Requirement => Repeat exactly, and only, the lines from the line bearing "Output a JSON" through the end of the material. Do not copy the pictures.

Available data =>
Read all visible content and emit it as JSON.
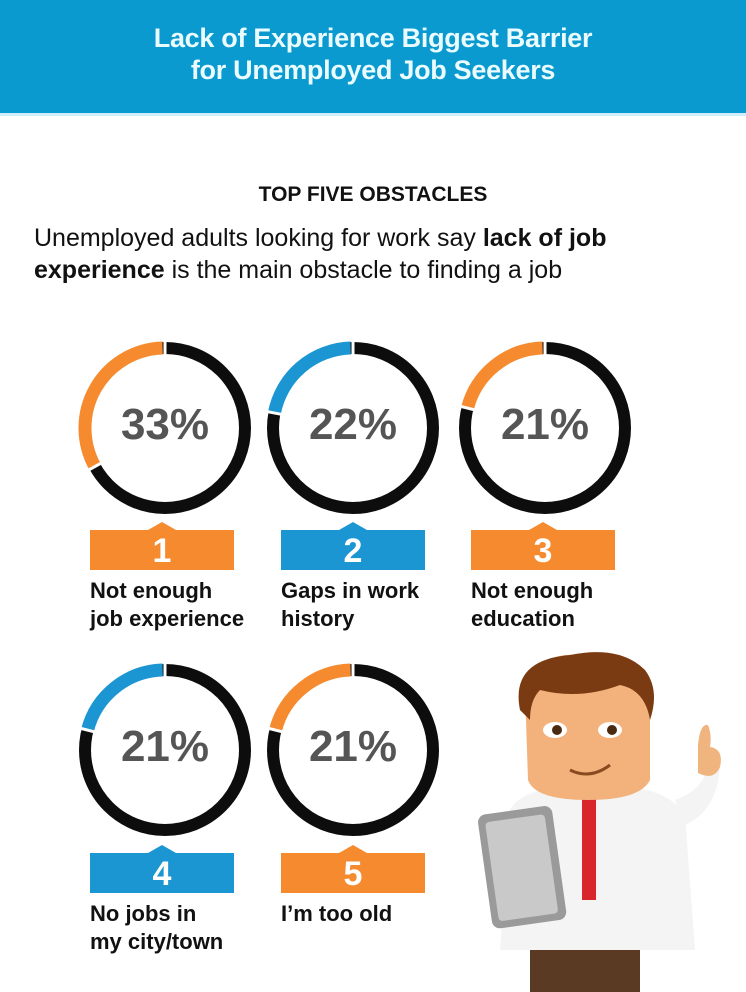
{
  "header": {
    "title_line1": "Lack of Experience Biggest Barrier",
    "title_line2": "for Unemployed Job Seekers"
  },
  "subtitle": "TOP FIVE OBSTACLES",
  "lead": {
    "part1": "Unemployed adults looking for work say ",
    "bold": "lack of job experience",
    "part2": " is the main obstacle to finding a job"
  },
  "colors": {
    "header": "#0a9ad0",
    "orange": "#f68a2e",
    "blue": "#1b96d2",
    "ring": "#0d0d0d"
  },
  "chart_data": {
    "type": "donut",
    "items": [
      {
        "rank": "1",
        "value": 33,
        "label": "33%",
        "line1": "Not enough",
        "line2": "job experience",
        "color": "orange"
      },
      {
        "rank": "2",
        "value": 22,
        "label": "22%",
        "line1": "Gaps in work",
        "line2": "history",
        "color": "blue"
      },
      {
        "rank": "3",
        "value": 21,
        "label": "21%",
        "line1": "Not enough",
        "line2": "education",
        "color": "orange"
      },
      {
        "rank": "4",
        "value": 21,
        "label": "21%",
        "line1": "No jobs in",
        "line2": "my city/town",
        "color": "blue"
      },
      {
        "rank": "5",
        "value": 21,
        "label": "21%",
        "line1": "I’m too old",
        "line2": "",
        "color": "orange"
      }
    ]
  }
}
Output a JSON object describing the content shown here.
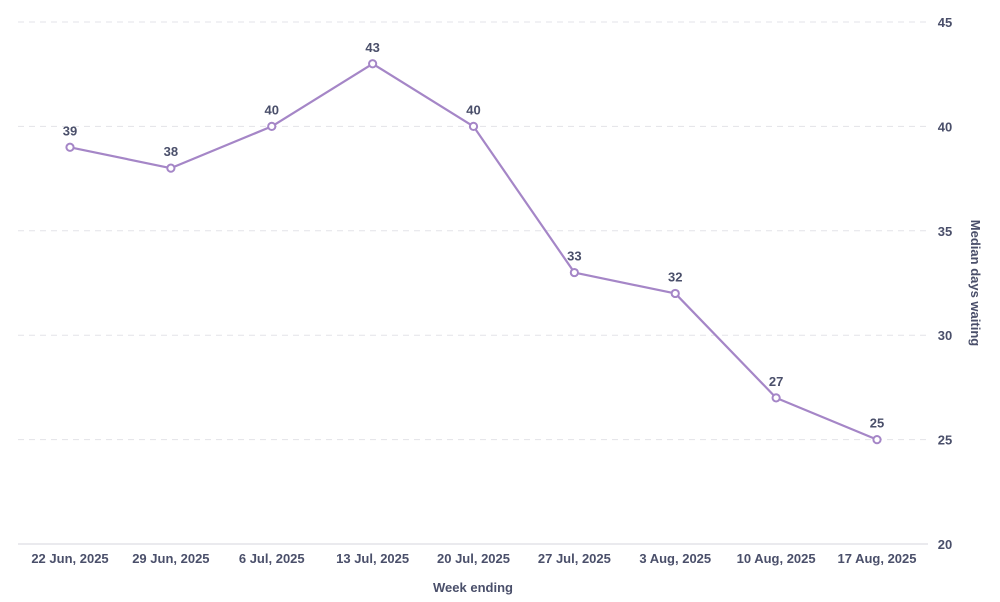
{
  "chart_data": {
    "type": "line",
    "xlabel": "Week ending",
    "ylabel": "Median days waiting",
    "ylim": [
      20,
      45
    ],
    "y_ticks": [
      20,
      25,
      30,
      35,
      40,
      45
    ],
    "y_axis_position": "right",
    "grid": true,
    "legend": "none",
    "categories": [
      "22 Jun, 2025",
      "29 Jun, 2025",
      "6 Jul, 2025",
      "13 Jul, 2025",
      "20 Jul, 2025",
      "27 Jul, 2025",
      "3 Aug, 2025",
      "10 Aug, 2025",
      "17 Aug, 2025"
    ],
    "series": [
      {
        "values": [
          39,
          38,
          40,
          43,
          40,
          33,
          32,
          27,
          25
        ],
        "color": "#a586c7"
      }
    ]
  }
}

Exercise output =>
Output a JSON object describing the content shown here.
{
  "chart_data": {
    "type": "line",
    "xlabel": "Week ending",
    "ylabel": "Median days waiting",
    "ylim": [
      20,
      45
    ],
    "y_ticks": [
      20,
      25,
      30,
      35,
      40,
      45
    ],
    "y_axis_position": "right",
    "grid": true,
    "legend": "none",
    "categories": [
      "22 Jun, 2025",
      "29 Jun, 2025",
      "6 Jul, 2025",
      "13 Jul, 2025",
      "20 Jul, 2025",
      "27 Jul, 2025",
      "3 Aug, 2025",
      "10 Aug, 2025",
      "17 Aug, 2025"
    ],
    "series": [
      {
        "values": [
          39,
          38,
          40,
          43,
          40,
          33,
          32,
          27,
          25
        ],
        "color": "#a586c7"
      }
    ]
  }
}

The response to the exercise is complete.